● Exercise material:
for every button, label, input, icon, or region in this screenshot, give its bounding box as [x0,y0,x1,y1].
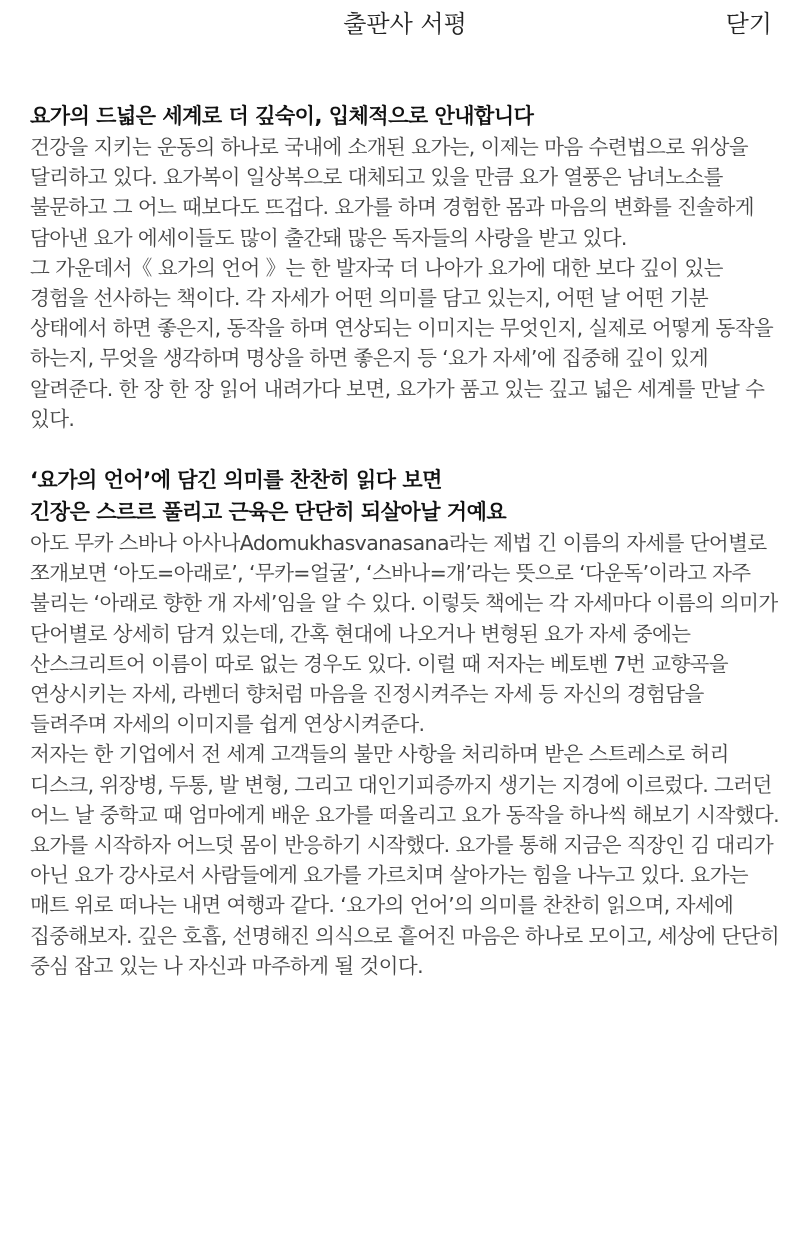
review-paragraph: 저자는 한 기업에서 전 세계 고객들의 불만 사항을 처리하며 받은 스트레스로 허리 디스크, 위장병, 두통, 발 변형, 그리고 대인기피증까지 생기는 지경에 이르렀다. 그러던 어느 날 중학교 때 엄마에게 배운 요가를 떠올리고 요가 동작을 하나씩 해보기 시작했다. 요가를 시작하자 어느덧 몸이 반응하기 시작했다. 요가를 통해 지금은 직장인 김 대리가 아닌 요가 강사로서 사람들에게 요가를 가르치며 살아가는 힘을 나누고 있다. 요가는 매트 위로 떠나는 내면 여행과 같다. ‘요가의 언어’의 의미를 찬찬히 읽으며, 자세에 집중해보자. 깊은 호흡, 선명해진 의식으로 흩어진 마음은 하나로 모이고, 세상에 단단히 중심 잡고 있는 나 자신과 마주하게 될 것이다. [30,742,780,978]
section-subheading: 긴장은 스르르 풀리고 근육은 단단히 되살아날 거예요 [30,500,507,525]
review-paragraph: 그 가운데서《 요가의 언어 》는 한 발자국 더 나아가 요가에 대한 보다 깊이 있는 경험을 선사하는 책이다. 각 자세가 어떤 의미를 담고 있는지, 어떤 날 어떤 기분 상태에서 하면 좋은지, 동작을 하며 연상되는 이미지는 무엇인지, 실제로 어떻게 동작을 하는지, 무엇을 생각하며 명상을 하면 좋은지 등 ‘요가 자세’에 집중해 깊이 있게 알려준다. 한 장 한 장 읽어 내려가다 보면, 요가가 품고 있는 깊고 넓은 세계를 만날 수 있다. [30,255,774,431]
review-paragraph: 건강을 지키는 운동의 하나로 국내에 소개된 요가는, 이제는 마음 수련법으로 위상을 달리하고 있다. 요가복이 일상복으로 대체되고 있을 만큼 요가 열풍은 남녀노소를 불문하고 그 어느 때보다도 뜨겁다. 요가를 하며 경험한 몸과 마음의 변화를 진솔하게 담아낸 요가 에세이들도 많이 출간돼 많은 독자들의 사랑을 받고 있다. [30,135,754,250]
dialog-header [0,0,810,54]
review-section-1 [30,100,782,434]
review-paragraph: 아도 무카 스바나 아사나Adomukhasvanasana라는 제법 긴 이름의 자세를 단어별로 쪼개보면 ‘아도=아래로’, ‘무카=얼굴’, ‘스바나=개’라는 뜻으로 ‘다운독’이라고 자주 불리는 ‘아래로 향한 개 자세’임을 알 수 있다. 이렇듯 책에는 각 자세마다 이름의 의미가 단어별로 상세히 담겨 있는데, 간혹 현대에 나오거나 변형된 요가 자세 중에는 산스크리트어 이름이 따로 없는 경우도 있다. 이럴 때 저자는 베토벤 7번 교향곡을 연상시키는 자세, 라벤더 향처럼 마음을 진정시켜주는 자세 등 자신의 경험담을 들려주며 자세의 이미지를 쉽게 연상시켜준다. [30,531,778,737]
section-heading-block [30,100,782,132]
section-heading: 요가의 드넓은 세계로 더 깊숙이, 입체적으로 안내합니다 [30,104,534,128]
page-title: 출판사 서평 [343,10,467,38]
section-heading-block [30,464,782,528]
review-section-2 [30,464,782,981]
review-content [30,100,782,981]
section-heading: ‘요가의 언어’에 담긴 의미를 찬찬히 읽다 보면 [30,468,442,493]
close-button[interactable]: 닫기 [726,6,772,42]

● Exercise: Recast every line of the listing above as a numbered list, skipping blank lines and leaving the picture out.

● Solution:
1. for every button, label, input, icon, or region in this screenshot, give its bounding box as [x0,y0,x1,y1].
2. review-paragraph: 저자는 한 기업에서 전 세계 고객들의 불만 사항을 처리하며 받은 스트레스로 허리 디스크, 위장병, 두통, 발 변형, 그리고 대인기피증까지 생기는 지경에 이르렀다. 그러던 어느 날 중학교 때 엄마에게 배운 요가를 떠올리고 요가 동작을 하나씩 해보기 시작했다. 요가를 시작하자 어느덧 몸이 반응하기 시작했다. 요가를 통해 지금은 직장인 김 대리가 아닌 요가 강사로서 사람들에게 요가를 가르치며 살아가는 힘을 나누고 있다. 요가는 매트 위로 떠나는 내면 여행과 같다. ‘요가의 언어’의 의미를 찬찬히 읽으며, 자세에 집중해보자. 깊은 호흡, 선명해진 의식으로 흩어진 마음은 하나로 모이고, 세상에 단단히 중심 잡고 있는 나 자신과 마주하게 될 것이다. [30,742,780,978]
3. section-subheading: 긴장은 스르르 풀리고 근육은 단단히 되살아날 거예요 [30,500,507,525]
4. review-paragraph: 그 가운데서《 요가의 언어 》는 한 발자국 더 나아가 요가에 대한 보다 깊이 있는 경험을 선사하는 책이다. 각 자세가 어떤 의미를 담고 있는지, 어떤 날 어떤 기분 상태에서 하면 좋은지, 동작을 하며 연상되는 이미지는 무엇인지, 실제로 어떻게 동작을 하는지, 무엇을 생각하며 명상을 하면 좋은지 등 ‘요가 자세’에 집중해 깊이 있게 알려준다. 한 장 한 장 읽어 내려가다 보면, 요가가 품고 있는 깊고 넓은 세계를 만날 수 있다. [30,255,774,431]
5. review-paragraph: 건강을 지키는 운동의 하나로 국내에 소개된 요가는, 이제는 마음 수련법으로 위상을 달리하고 있다. 요가복이 일상복으로 대체되고 있을 만큼 요가 열풍은 남녀노소를 불문하고 그 어느 때보다도 뜨겁다. 요가를 하며 경험한 몸과 마음의 변화를 진솔하게 담아낸 요가 에세이들도 많이 출간돼 많은 독자들의 사랑을 받고 있다. [30,135,754,250]
6. dialog-header [0,0,810,54]
7. review-section-1 [30,100,782,434]
8. review-paragraph: 아도 무카 스바나 아사나Adomukhasvanasana라는 제법 긴 이름의 자세를 단어별로 쪼개보면 ‘아도=아래로’, ‘무카=얼굴’, ‘스바나=개’라는 뜻으로 ‘다운독’이라고 자주 불리는 ‘아래로 향한 개 자세’임을 알 수 있다. 이렇듯 책에는 각 자세마다 이름의 의미가 단어별로 상세히 담겨 있는데, 간혹 현대에 나오거나 변형된 요가 자세 중에는 산스크리트어 이름이 따로 없는 경우도 있다. 이럴 때 저자는 베토벤 7번 교향곡을 연상시키는 자세, 라벤더 향처럼 마음을 진정시켜주는 자세 등 자신의 경험담을 들려주며 자세의 이미지를 쉽게 연상시켜준다. [30,531,778,737]
9. section-heading-block [30,100,782,132]
10. section-heading: 요가의 드넓은 세계로 더 깊숙이, 입체적으로 안내합니다 [30,104,534,128]
11. page-title: 출판사 서평 [343,10,467,38]
12. section-heading-block [30,464,782,528]
13. review-section-2 [30,464,782,981]
14. review-content [30,100,782,981]
15. section-heading: ‘요가의 언어’에 담긴 의미를 찬찬히 읽다 보면 [30,468,442,493]
16. close-button[interactable]: 닫기 [726,6,772,42]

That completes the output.